THE TASK: Output every one of these records again, word for word.

Records taken from a collection:
::::::::
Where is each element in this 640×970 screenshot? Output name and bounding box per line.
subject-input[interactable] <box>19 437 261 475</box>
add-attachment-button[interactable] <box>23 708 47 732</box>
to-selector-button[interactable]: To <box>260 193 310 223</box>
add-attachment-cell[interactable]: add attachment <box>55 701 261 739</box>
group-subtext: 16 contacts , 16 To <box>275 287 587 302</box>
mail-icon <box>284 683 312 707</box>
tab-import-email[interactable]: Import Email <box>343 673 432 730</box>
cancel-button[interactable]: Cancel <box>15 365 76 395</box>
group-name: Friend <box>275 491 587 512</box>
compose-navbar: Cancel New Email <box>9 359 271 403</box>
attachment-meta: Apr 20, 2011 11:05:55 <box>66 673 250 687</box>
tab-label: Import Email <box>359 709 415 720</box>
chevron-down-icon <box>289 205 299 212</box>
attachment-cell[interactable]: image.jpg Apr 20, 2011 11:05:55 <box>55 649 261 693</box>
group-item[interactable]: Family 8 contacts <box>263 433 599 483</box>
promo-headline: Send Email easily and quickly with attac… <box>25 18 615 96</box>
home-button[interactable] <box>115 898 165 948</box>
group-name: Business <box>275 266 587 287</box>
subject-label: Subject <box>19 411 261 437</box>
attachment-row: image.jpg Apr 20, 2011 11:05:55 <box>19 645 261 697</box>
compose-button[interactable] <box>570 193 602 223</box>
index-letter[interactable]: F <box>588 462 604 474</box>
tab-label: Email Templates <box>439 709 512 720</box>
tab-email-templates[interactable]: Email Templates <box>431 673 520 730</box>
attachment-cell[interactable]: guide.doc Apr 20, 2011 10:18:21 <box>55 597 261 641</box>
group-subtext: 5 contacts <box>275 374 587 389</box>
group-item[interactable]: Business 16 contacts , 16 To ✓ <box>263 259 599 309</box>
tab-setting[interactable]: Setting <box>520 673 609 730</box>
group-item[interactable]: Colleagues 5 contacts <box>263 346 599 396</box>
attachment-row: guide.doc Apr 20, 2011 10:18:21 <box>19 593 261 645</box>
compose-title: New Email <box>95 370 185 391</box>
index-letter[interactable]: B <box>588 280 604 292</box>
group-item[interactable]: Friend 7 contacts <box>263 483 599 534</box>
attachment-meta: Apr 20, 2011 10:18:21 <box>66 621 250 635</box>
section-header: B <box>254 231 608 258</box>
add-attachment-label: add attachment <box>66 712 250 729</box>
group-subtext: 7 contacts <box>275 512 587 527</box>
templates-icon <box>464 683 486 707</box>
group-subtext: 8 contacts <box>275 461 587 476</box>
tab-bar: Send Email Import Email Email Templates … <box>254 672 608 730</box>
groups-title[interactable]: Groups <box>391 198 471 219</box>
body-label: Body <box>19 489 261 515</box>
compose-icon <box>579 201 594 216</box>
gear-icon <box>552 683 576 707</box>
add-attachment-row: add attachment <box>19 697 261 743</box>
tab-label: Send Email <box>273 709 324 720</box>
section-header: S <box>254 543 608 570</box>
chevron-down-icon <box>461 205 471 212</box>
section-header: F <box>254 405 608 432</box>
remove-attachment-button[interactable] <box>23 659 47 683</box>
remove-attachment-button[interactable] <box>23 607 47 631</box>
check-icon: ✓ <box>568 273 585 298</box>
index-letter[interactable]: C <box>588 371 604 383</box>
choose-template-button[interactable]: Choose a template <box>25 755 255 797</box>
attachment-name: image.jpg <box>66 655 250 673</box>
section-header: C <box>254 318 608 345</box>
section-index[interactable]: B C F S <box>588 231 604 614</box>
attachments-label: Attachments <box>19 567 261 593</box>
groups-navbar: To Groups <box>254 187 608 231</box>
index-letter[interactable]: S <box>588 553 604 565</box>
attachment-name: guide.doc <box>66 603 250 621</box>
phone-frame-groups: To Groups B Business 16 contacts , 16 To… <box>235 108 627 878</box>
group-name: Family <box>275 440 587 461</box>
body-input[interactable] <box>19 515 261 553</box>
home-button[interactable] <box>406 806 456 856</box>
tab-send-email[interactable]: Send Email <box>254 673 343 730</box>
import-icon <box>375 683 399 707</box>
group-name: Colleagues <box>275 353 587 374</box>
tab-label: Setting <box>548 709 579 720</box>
::::::::
CORRECT RESPONSE:
Where is each element in this 640×970 screenshot? Output name and bounding box per line.
subject-input[interactable] <box>19 437 261 475</box>
add-attachment-button[interactable] <box>23 708 47 732</box>
to-selector-button[interactable]: To <box>260 193 310 223</box>
add-attachment-cell[interactable]: add attachment <box>55 701 261 739</box>
group-subtext: 16 contacts , 16 To <box>275 287 587 302</box>
mail-icon <box>284 683 312 707</box>
tab-import-email[interactable]: Import Email <box>343 673 432 730</box>
cancel-button[interactable]: Cancel <box>15 365 76 395</box>
group-name: Friend <box>275 491 587 512</box>
compose-navbar: Cancel New Email <box>9 359 271 403</box>
attachment-meta: Apr 20, 2011 11:05:55 <box>66 673 250 687</box>
tab-label: Import Email <box>359 709 415 720</box>
chevron-down-icon <box>289 205 299 212</box>
attachment-cell[interactable]: image.jpg Apr 20, 2011 11:05:55 <box>55 649 261 693</box>
group-item[interactable]: Family 8 contacts <box>263 433 599 483</box>
promo-headline: Send Email easily and quickly with attac… <box>25 18 615 96</box>
home-button[interactable] <box>115 898 165 948</box>
group-name: Business <box>275 266 587 287</box>
subject-label: Subject <box>19 411 261 437</box>
attachment-row: image.jpg Apr 20, 2011 11:05:55 <box>19 645 261 697</box>
compose-button[interactable] <box>570 193 602 223</box>
index-letter[interactable]: F <box>588 462 604 474</box>
tab-label: Email Templates <box>439 709 512 720</box>
tab-email-templates[interactable]: Email Templates <box>431 673 520 730</box>
attachment-cell[interactable]: guide.doc Apr 20, 2011 10:18:21 <box>55 597 261 641</box>
group-subtext: 5 contacts <box>275 374 587 389</box>
group-item[interactable]: Business 16 contacts , 16 To ✓ <box>263 259 599 309</box>
tab-setting[interactable]: Setting <box>520 673 609 730</box>
group-item[interactable]: Colleagues 5 contacts <box>263 346 599 396</box>
attachment-row: guide.doc Apr 20, 2011 10:18:21 <box>19 593 261 645</box>
compose-title: New Email <box>95 370 185 391</box>
index-letter[interactable]: B <box>588 280 604 292</box>
group-item[interactable]: Friend 7 contacts <box>263 483 599 534</box>
attachment-meta: Apr 20, 2011 10:18:21 <box>66 621 250 635</box>
section-header: B <box>254 231 608 258</box>
add-attachment-label: add attachment <box>66 712 250 729</box>
group-subtext: 7 contacts <box>275 512 587 527</box>
templates-icon <box>464 683 486 707</box>
group-subtext: 8 contacts <box>275 461 587 476</box>
tab-bar: Send Email Import Email Email Templates … <box>254 672 608 730</box>
groups-title[interactable]: Groups <box>391 198 471 219</box>
body-label: Body <box>19 489 261 515</box>
compose-icon <box>579 201 594 216</box>
gear-icon <box>552 683 576 707</box>
add-attachment-row: add attachment <box>19 697 261 743</box>
tab-label: Send Email <box>273 709 324 720</box>
section-header: S <box>254 543 608 570</box>
chevron-down-icon <box>461 205 471 212</box>
section-header: F <box>254 405 608 432</box>
remove-attachment-button[interactable] <box>23 659 47 683</box>
remove-attachment-button[interactable] <box>23 607 47 631</box>
check-icon: ✓ <box>568 273 585 298</box>
index-letter[interactable]: C <box>588 371 604 383</box>
choose-template-button[interactable]: Choose a template <box>25 755 255 797</box>
attachment-name: image.jpg <box>66 655 250 673</box>
section-header: C <box>254 318 608 345</box>
section-index[interactable]: B C F S <box>588 231 604 614</box>
attachments-label: Attachments <box>19 567 261 593</box>
groups-navbar: To Groups <box>254 187 608 231</box>
index-letter[interactable]: S <box>588 553 604 565</box>
attachment-name: guide.doc <box>66 603 250 621</box>
phone-frame-groups: To Groups B Business 16 contacts , 16 To… <box>235 108 627 878</box>
group-name: Family <box>275 440 587 461</box>
body-input[interactable] <box>19 515 261 553</box>
home-button[interactable] <box>406 806 456 856</box>
tab-send-email[interactable]: Send Email <box>254 673 343 730</box>
import-icon <box>375 683 399 707</box>
group-name: Colleagues <box>275 353 587 374</box>
tab-label: Setting <box>548 709 579 720</box>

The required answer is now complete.